[Dataset records]

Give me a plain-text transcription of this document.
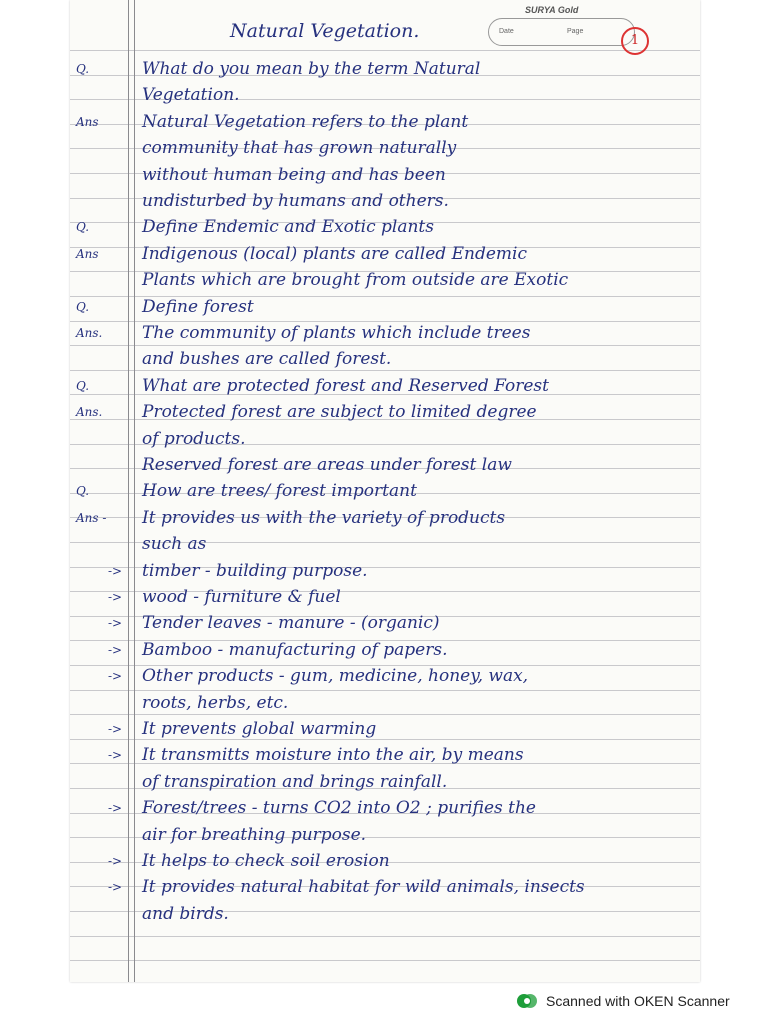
SURYA Gold
Date	Page
1
Natural Vegetation.
Q.	What do you mean by the term Natural
Vegetation.
Ans	Natural Vegetation refers to the plant
community that has grown naturally
without human being and has been
undisturbed by humans and others.
Q.	Define Endemic and Exotic plants
Ans	Indigenous (local) plants are called Endemic
Plants which are brought from outside are Exotic
Q.	Define forest
Ans. The community of plants which include trees
and bushes are called forest.
Q.	What are protected forest and Reserved Forest
Ans. Protected forest are subject to limited degree
of products.
Reserved forest are areas under forest law
Q.	How are trees/ forest important
Ans - It provides us with the variety of products
such as
-> timber - building purpose.
-> wood - furniture & fuel
-> Tender leaves - manure - (organic)
-> Bamboo - manufacturing of papers.
-> Other products - gum, medicine, honey, wax,
roots, herbs, etc.
-> It prevents global warming
-> It transmitts moisture into the air, by means
of transpiration and brings rainfall.
-> Forest/trees - turns CO2 into O2 ; purifies the
air for breathing purpose.
-> It helps to check soil erosion
-> It provides natural habitat for wild animals, insects
and birds.
Scanned with OKEN Scanner
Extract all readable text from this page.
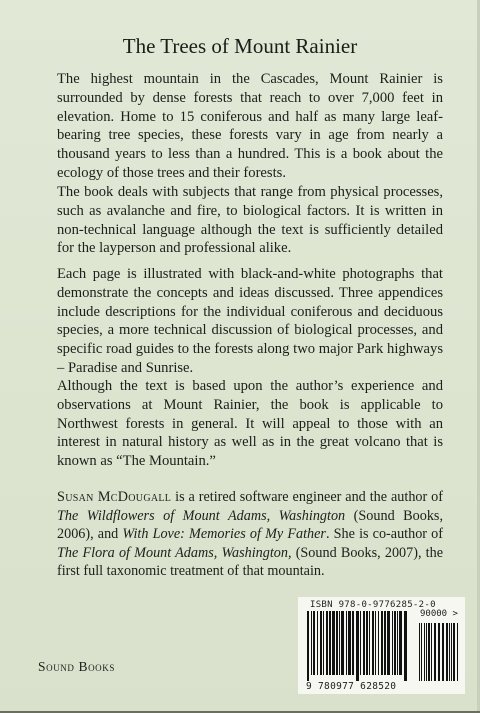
The Trees of Mount Rainier

The highest mountain in the Cascades, Mount Rainier is surrounded by dense forests that reach to over 7,000 feet in elevation. Home to 15 coniferous and half as many large leaf-bearing tree species, these forests vary in age from nearly a thousand years to less than a hundred. This is a book about the ecology of those trees and their forests.

The book deals with subjects that range from physical processes, such as avalanche and fire, to biological factors. It is written in non-technical language although the text is sufficiently detailed for the layperson and professional alike.

Each page is illustrated with black-and-white photographs that demonstrate the concepts and ideas discussed. Three appendices include descriptions for the individual coniferous and deciduous species, a more technical discussion of biological processes, and specific road guides to the forests along two major Park highways – Paradise and Sunrise.

Although the text is based upon the author’s experience and observations at Mount Rainier, the book is applicable to Northwest forests in general. It will appeal to those with an interest in natural history as well as in the great volcano that is known as “The Mountain.”

Susan McDougall is a retired software engineer and the author of The Wildflowers of Mount Adams, Washington (Sound Books, 2006), and With Love: Memories of My Father. She is co-author of The Flora of Mount Adams, Washington, (Sound Books, 2007), the first full taxonomic treatment of that mountain.

Sound Books
ISBN 978-0-9776285-2-0
90000 >
9 780977 628520
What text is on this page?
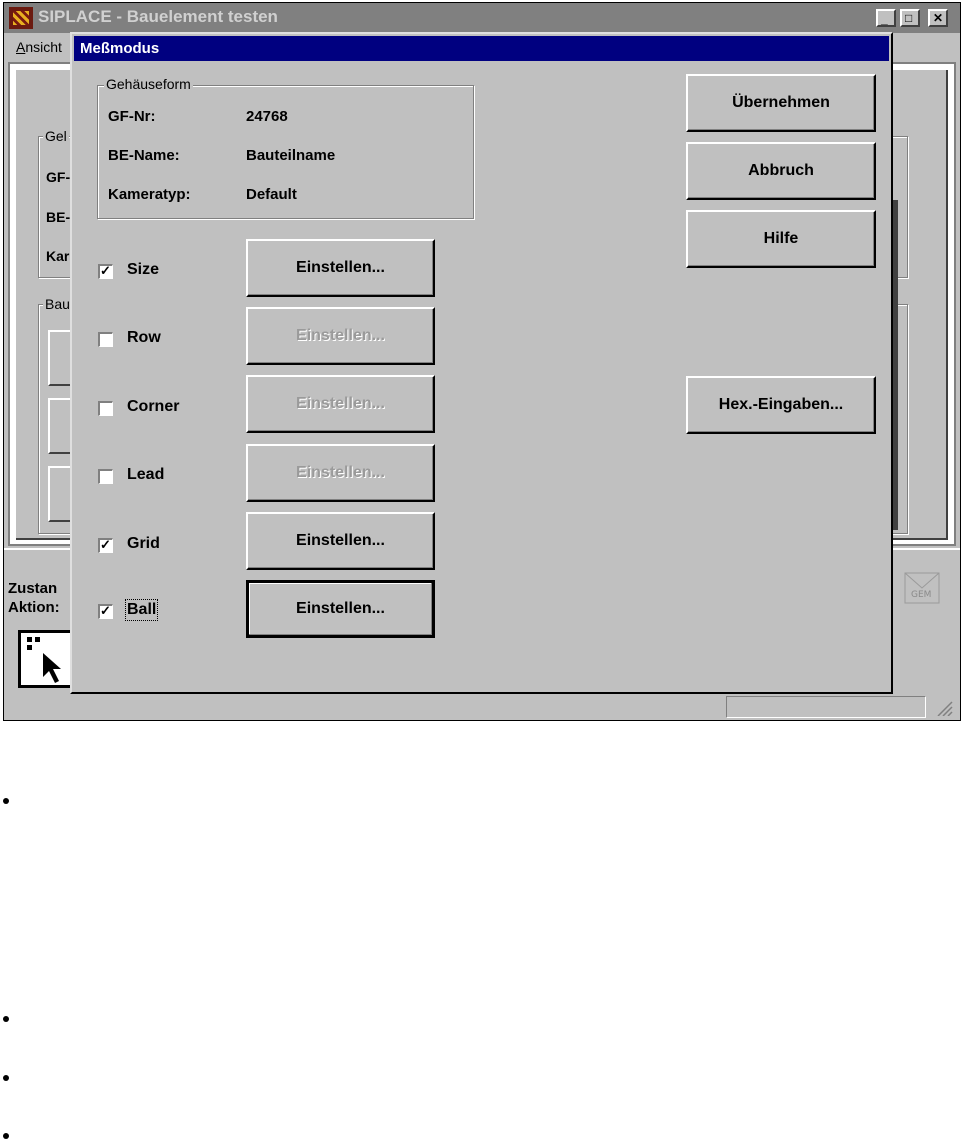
SIPLACE - Bauelement testen	_ □ ✕
Ansicht
Gel
GF-
BE-
Kar
Bau
Zustan
Aktion:
GEM
Meßmodus
Gehäuseform
GF-Nr:	24768
BE-Name:	Bauteilname
Kameratyp:	Default
✓ Size	Einstellen...
Row	Einstellen...
Corner	Einstellen...
Lead	Einstellen...
✓ Grid	Einstellen...
✓ Ball	Einstellen...
Übernehmen
Abbruch
Hilfe
Hex.-Eingaben...
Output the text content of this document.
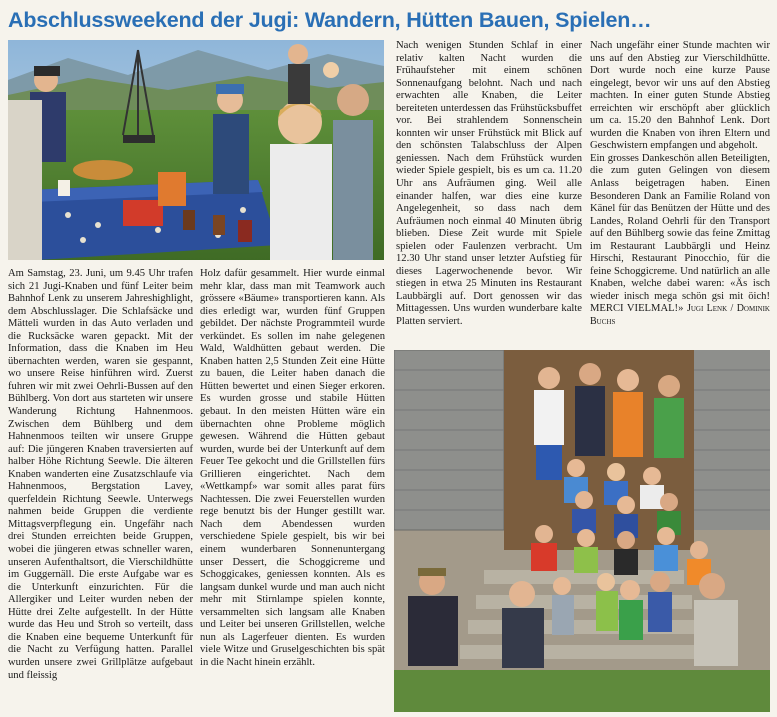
Abschlussweekend der Jugi: Wandern, Hütten Bauen, Spielen…

Am Samstag, 23. Juni, um 9.45 Uhr trafen sich 21 Jugi-Knaben und fünf Leiter beim Bahnhof Lenk zu unserem Jahreshighlight, dem Abschlusslager. Die Schlafsäcke und Mätteli wurden in das Auto verladen und die Rucksäcke waren gepackt. Mit der Information, dass die Knaben im Heu übernachten werden, waren sie gespannt, wo unsere Reise hinführen wird. Zuerst fuhren wir mit zwei Oehrli-Bussen auf den Bühlberg. Von dort aus starteten wir unsere Wanderung Richtung Hahnenmoos. Zwischen dem Bühlberg und dem Hahnenmoos teilten wir unsere Gruppe auf: Die jüngeren Knaben traversierten auf halber Höhe Richtung Seewle. Die älteren Knaben wanderten eine Zusatzschlaufe via Hahnenmoos, Bergstation Lavey, querfeldein Richtung Seewle. Unterwegs nahmen beide Gruppen die verdiente Mittagsverpflegung ein. Ungefähr nach drei Stunden erreichten beide Gruppen, wobei die jüngeren etwas schneller waren, unseren Aufenthaltsort, die Vierschildhütte im Guggernäll. Die erste Aufgabe war es die Unterkunft einzurichten. Für die Allergiker und Leiter wurden neben der Hütte drei Zelte aufgestellt. In der Hütte wurde das Heu und Stroh so verteilt, dass die Knaben eine bequeme Unterkunft für die Nacht zu Verfügung hatten. Parallel wurden unsere zwei Grillplätze aufgebaut und fleissig

Holz dafür gesammelt. Hier wurde einmal mehr klar, dass man mit Teamwork auch grössere «Bäume» transportieren kann. Als dies erledigt war, wurden fünf Gruppen gebildet. Der nächste Programmteil wurde verkündet. Es sollen im nahe gelegenen Wald, Waldhütten gebaut werden. Die Knaben hatten 2,5 Stunden Zeit eine Hütte zu bauen, die Leiter haben danach die Hütten bewertet und einen Sieger erkoren. Es wurden grosse und stabile Hütten gebaut. In den meisten Hütten wäre ein übernachten ohne Probleme möglich gewesen. Während die Hütten gebaut wurden, wurde bei der Unterkunft auf dem Feuer Tee gekocht und die Grillstellen fürs Grillieren eingerichtet. Nach dem «Wettkampf» war somit alles parat fürs Nachtessen. Die zwei Feuerstellen wurden rege benutzt bis der Hunger gestillt war. Nach dem Abendessen wurden verschiedene Spiele gespielt, bis wir bei einem wunderbaren Sonnenuntergang unser Dessert, die Schoggicreme und Schoggicakes, geniessen konnten. Als es langsam dunkel wurde und man auch nicht mehr mit Stirnlampe spielen konnte, versammelten sich langsam alle Knaben und Leiter bei unseren Grillstellen, welche nun als Lagerfeuer dienten. Es wurden viele Witze und Gruselgeschichten bis spät in die Nacht hinein erzählt.

Nach wenigen Stunden Schlaf in einer relativ kalten Nacht wurden die Frühaufsteher mit einem schönen Sonnenaufgang belohnt. Nach und nach erwachten alle Knaben, die Leiter bereiteten unterdessen das Frühstücksbuffet vor. Bei strahlendem Sonnenschein konnten wir unser Frühstück mit Blick auf den schönsten Talabschluss der Alpen geniessen. Nach dem Frühstück wurden wieder Spiele gespielt, bis es um ca. 11.20 Uhr ans Aufräumen ging. Weil alle einander halfen, war dies eine kurze Angelegenheit, so dass nach dem Aufräumen noch einmal 40 Minuten übrig blieben. Diese Zeit wurde mit Spiele spielen oder Faulenzen verbracht. Um 12.30 Uhr stand unser letzter Aufstieg für dieses Lagerwochenende bevor. Wir stiegen in etwa 25 Minuten ins Restaurant Laubbärgli auf. Dort genossen wir das Mittagessen. Uns wurden wunderbare kalte Platten serviert.

Nach ungefähr einer Stunde machten wir uns auf den Abstieg zur Vierschildhütte. Dort wurde noch eine kurze Pause eingelegt, bevor wir uns auf den Abstieg machten. In einer guten Stunde Abstieg erreichten wir erschöpft aber glücklich um ca. 15.20 den Bahnhof Lenk. Dort wurden die Knaben von ihren Eltern und Geschwistern empfangen und abgeholt.

Ein grosses Dankeschön allen Beteiligten, die zum guten Gelingen von diesem Anlass beigetragen haben. Einen Besonderen Dank an Familie Roland von Känel für das Benützen der Hütte und des Landes, Roland Oehrli für den Transport auf den Bühlberg sowie das feine Zmittag im Restaurant Laubbärgli und Heinz Hirschi, Restaurant Pinocchio, für die feine Schoggicreme. Und natürlich an alle Knaben, welche dabei waren: «Äs isch wieder inisch mega schön gsi mit öich! MERCI VIELMAL!» Jugi Lenk / Dominik Buchs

DIRECTION:
Extract from the material all lines containing the string "Define".

FULL OUTPUT:
Q.	Define Endemic and Exotic plants
Q.	Define forest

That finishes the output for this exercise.